Copy out the lines of the material verbatim, starting at its first line and ending at the line containing "shipping-value: Enter shipping", with both ends included.

## BEGIN GIVEN DATA

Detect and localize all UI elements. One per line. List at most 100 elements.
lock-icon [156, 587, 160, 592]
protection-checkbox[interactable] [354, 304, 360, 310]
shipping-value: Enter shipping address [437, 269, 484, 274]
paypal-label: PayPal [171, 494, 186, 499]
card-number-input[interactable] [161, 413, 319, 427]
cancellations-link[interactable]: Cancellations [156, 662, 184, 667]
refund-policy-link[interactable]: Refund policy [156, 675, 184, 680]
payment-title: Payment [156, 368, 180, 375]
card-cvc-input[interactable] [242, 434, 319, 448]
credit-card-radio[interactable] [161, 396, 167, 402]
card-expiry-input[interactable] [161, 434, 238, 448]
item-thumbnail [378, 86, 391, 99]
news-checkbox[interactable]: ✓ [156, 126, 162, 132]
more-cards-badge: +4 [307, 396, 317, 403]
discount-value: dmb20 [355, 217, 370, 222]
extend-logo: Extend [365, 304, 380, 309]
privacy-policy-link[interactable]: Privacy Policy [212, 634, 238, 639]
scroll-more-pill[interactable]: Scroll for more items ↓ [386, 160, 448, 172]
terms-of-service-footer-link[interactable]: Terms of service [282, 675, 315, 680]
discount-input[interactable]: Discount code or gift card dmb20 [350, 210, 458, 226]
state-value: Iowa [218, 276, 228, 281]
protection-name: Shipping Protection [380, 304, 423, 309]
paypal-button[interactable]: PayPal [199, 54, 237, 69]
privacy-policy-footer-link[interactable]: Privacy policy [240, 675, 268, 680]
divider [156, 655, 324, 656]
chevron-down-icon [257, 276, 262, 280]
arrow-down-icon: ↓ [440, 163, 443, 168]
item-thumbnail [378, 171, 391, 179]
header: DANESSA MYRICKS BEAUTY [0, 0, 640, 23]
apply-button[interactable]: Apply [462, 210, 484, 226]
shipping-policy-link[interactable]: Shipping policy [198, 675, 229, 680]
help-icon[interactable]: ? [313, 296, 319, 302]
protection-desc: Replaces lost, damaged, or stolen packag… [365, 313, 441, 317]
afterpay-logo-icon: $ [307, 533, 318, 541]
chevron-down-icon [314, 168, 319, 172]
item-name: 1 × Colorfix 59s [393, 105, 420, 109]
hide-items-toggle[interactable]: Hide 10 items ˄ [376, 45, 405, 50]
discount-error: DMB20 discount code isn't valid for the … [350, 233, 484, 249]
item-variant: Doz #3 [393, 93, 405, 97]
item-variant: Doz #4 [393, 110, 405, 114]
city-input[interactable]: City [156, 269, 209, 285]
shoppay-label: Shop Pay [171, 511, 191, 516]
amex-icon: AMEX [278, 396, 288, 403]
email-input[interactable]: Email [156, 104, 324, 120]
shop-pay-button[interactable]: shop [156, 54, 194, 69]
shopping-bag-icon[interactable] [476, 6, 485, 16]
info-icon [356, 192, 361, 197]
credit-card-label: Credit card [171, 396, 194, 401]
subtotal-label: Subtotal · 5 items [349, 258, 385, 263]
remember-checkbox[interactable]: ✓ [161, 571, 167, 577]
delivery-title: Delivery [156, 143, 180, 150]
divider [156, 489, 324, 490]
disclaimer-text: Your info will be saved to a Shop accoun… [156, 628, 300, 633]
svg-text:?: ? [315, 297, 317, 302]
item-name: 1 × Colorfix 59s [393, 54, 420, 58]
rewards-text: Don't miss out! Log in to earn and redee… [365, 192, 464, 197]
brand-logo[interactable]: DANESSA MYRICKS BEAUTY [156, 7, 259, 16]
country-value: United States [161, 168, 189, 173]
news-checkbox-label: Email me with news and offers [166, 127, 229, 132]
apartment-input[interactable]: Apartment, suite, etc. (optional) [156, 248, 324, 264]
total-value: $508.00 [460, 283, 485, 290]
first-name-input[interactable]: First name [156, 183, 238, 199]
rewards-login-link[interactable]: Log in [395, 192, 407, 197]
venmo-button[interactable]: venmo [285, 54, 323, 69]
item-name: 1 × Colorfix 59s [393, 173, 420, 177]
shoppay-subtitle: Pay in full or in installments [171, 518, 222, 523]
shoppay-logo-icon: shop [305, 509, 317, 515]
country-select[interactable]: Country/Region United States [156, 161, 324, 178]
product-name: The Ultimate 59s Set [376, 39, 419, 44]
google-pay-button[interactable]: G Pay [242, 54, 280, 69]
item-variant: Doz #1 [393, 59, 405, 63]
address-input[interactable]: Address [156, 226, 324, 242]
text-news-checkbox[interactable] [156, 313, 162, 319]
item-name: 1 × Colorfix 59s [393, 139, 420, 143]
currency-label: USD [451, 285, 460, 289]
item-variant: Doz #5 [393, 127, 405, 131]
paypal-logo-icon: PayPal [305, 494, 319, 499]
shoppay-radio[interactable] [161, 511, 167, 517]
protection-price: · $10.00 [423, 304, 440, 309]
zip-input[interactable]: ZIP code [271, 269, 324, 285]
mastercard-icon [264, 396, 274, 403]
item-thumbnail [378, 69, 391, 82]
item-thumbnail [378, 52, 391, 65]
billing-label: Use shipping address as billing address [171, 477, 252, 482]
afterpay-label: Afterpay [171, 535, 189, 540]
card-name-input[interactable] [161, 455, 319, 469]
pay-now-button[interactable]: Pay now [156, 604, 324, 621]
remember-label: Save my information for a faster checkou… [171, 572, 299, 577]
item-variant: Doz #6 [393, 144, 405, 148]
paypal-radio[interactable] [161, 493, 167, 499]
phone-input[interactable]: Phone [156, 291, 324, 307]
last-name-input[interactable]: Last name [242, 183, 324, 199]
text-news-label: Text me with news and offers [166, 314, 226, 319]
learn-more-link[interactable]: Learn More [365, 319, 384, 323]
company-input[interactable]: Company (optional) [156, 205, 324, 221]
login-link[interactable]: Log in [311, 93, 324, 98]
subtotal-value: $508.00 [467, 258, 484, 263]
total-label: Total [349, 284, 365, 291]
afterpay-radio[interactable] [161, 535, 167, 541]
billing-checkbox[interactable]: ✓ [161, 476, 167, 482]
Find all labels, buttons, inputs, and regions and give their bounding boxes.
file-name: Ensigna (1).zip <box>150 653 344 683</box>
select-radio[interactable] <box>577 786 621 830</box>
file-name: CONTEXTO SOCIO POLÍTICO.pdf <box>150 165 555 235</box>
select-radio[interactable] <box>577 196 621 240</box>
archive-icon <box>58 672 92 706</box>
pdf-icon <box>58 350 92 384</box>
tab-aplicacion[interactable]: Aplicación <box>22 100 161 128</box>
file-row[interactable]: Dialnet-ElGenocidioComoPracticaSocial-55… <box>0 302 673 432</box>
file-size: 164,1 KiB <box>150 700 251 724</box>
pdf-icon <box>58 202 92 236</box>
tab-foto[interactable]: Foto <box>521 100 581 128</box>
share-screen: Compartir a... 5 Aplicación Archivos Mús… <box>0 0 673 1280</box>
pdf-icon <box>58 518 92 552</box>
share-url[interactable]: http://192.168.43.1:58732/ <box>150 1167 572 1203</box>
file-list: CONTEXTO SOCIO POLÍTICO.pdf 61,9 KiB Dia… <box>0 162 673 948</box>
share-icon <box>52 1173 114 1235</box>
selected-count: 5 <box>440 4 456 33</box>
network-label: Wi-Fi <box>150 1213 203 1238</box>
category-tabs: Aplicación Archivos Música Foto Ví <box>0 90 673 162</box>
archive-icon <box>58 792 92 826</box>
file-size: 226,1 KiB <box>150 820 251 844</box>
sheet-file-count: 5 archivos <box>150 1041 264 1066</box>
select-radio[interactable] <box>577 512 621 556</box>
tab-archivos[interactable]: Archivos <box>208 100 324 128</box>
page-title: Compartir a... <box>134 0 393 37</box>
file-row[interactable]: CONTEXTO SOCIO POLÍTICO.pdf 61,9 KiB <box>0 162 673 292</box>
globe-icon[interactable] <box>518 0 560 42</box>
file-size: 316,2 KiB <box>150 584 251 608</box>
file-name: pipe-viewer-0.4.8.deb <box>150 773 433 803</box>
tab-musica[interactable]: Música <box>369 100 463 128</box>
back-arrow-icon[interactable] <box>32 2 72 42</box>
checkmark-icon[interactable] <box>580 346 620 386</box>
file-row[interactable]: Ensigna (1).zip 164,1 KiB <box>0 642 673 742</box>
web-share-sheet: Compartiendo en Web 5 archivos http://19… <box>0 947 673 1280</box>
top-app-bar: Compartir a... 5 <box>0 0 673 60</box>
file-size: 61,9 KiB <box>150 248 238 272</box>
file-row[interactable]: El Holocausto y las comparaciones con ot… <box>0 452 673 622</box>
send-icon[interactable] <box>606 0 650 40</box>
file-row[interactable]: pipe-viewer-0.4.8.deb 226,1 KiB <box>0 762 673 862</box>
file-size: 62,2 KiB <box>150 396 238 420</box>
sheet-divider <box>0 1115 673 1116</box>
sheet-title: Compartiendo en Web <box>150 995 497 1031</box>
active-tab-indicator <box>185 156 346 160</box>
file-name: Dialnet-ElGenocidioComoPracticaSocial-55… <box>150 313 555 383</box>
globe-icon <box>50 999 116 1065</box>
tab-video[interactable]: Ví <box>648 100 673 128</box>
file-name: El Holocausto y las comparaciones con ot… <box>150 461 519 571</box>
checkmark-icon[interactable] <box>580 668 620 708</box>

## END GIVEN DATA

COMPLETE OUTPUT >>
Detect and localize all UI elements. One per line. List at most 100 elements.
lock-icon [156, 587, 160, 592]
protection-checkbox[interactable] [354, 304, 360, 310]
shipping-value: Enter shipping address [437, 269, 484, 274]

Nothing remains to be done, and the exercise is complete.